- **Exercise inputs**:
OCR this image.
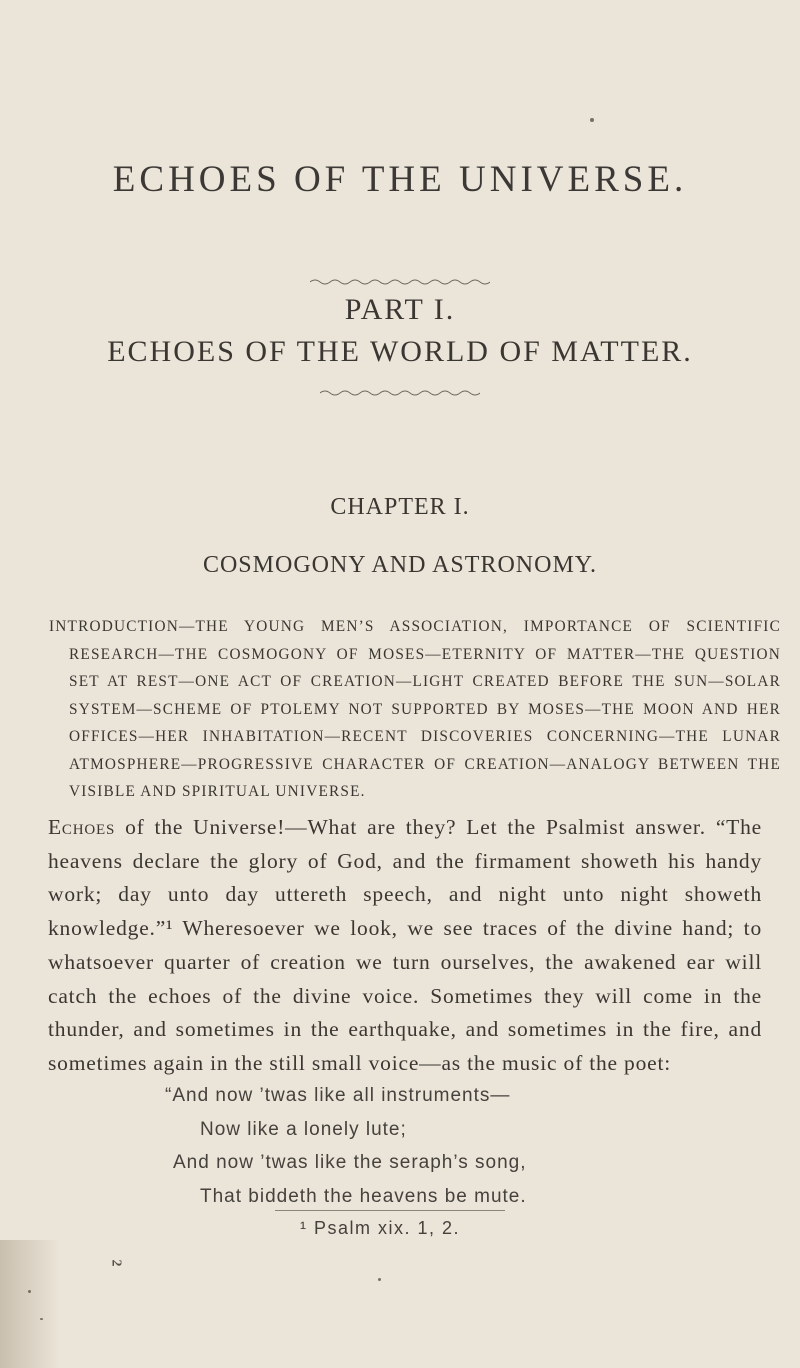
ECHOES OF THE UNIVERSE.
PART I.
ECHOES OF THE WORLD OF MATTER.
CHAPTER I.
COSMOGONY AND ASTRONOMY.
INTRODUCTION—THE YOUNG MEN’S ASSOCIATION, IMPORTANCE OF SCIENTIFIC RESEARCH—THE COSMOGONY OF MOSES—ETERNITY OF MATTER—THE QUESTION SET AT REST—ONE ACT OF CREATION—LIGHT CREATED BEFORE THE SUN—SOLAR SYSTEM—SCHEME OF PTOLEMY NOT SUPPORTED BY MOSES—THE MOON AND HER OFFICES—HER INHABITATION—RECENT DISCOVERIES CONCERNING—THE LUNAR ATMOSPHERE—PROGRESSIVE CHARACTER OF CREATION—ANALOGY BETWEEN THE VISIBLE AND SPIRITUAL UNIVERSE.
Echoes of the Universe!—What are they? Let the Psalmist answer. “The heavens declare the glory of God, and the firmament showeth his handy work; day unto day uttereth speech, and night unto night showeth knowledge.”¹ Wheresoever we look, we see traces of the divine hand; to whatsoever quarter of creation we turn ourselves, the awakened ear will catch the echoes of the divine voice. Sometimes they will come in the thunder, and sometimes in the earthquake, and sometimes in the fire, and sometimes again in the still small voice—as the music of the poet:
“And now ’twas like all instruments—
Now like a lonely lute;
And now ’twas like the seraph’s song,
That biddeth the heavens be mute.
¹ Psalm xix. 1, 2.
2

- **What this task involves**: Pull out every line containing "twas".

- **Reply to the exercise**:
“And now ’twas like all instruments—
And now ’twas like the seraph’s song,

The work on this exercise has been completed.